- _EXERCISE INSTRUCTIONS_
Beneath this task is a listing; retype all of it exactly.

Extracts from a graphics dataset:
__________

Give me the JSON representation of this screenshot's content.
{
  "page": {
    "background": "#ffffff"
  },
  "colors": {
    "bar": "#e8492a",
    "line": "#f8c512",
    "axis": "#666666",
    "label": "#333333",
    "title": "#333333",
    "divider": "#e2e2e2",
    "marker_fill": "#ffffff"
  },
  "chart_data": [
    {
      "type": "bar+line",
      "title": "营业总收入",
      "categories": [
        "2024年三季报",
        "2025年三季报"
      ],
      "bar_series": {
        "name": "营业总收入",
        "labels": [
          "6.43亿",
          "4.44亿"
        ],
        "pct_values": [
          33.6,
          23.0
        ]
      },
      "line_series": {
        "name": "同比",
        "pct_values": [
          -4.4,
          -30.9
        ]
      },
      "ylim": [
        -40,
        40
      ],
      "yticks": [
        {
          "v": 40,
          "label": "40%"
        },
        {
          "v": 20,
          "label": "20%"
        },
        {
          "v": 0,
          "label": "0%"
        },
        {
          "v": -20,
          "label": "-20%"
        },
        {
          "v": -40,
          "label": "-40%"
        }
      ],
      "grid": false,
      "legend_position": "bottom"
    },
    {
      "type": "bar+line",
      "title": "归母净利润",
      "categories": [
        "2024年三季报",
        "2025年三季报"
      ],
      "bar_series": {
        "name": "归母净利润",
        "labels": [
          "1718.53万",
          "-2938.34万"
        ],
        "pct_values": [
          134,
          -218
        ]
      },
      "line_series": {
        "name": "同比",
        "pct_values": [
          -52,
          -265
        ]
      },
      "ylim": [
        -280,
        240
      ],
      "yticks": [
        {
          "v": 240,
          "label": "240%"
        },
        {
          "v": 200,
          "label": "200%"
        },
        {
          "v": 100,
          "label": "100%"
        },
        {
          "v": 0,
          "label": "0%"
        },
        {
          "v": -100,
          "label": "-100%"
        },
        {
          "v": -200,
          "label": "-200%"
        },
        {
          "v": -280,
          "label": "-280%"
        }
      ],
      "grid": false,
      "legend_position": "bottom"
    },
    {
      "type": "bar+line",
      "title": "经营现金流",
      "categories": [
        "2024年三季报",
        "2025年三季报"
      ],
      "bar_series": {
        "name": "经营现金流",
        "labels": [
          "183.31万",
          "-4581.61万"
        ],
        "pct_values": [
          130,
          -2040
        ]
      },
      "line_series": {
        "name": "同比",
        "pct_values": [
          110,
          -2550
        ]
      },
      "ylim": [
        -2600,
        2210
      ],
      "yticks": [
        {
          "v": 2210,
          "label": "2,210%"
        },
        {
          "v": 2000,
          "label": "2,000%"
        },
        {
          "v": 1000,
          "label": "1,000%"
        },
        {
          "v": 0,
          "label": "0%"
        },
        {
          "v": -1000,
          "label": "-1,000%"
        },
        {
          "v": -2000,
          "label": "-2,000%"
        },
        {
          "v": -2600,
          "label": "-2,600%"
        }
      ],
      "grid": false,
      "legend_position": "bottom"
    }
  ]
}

__________

- _RESULT OF THIS EXERCISE_
Give me the JSON representation of this screenshot's content.
{
  "page": {
    "background": "#ffffff"
  },
  "colors": {
    "bar": "#e8492a",
    "line": "#f8c512",
    "axis": "#666666",
    "label": "#333333",
    "title": "#333333",
    "divider": "#e2e2e2",
    "marker_fill": "#ffffff"
  },
  "chart_data": [
    {
      "type": "bar+line",
      "title": "营业总收入",
      "categories": [
        "2024年三季报",
        "2025年三季报"
      ],
      "bar_series": {
        "name": "营业总收入",
        "labels": [
          "6.43亿",
          "4.44亿"
        ],
        "pct_values": [
          33.6,
          23.0
        ]
      },
      "line_series": {
        "name": "同比",
        "pct_values": [
          -4.4,
          -30.9
        ]
      },
      "ylim": [
        -40,
        40
      ],
      "yticks": [
        {
          "v": 40,
          "label": "40%"
        },
        {
          "v": 20,
          "label": "20%"
        },
        {
          "v": 0,
          "label": "0%"
        },
        {
          "v": -20,
          "label": "-20%"
        },
        {
          "v": -40,
          "label": "-40%"
        }
      ],
      "grid": false,
      "legend_position": "bottom"
    },
    {
      "type": "bar+line",
      "title": "归母净利润",
      "categories": [
        "2024年三季报",
        "2025年三季报"
      ],
      "bar_series": {
        "name": "归母净利润",
        "labels": [
          "1718.53万",
          "-2938.34万"
        ],
        "pct_values": [
          134,
          -218
        ]
      },
      "line_series": {
        "name": "同比",
        "pct_values": [
          -52,
          -265
        ]
      },
      "ylim": [
        -280,
        240
      ],
      "yticks": [
        {
          "v": 240,
          "label": "240%"
        },
        {
          "v": 200,
          "label": "200%"
        },
        {
          "v": 100,
          "label": "100%"
        },
        {
          "v": 0,
          "label": "0%"
        },
        {
          "v": -100,
          "label": "-100%"
        },
        {
          "v": -200,
          "label": "-200%"
        },
        {
          "v": -280,
          "label": "-280%"
        }
      ],
      "grid": false,
      "legend_position": "bottom"
    },
    {
      "type": "bar+line",
      "title": "经营现金流",
      "categories": [
        "2024年三季报",
        "2025年三季报"
      ],
      "bar_series": {
        "name": "经营现金流",
        "labels": [
          "183.31万",
          "-4581.61万"
        ],
        "pct_values": [
          130,
          -2040
        ]
      },
      "line_series": {
        "name": "同比",
        "pct_values": [
          110,
          -2550
        ]
      },
      "ylim": [
        -2600,
        2210
      ],
      "yticks": [
        {
          "v": 2210,
          "label": "2,210%"
        },
        {
          "v": 2000,
          "label": "2,000%"
        },
        {
          "v": 1000,
          "label": "1,000%"
        },
        {
          "v": 0,
          "label": "0%"
        },
        {
          "v": -1000,
          "label": "-1,000%"
        },
        {
          "v": -2000,
          "label": "-2,000%"
        },
        {
          "v": -2600,
          "label": "-2,600%"
        }
      ],
      "grid": false,
      "legend_position": "bottom"
    }
  ]
}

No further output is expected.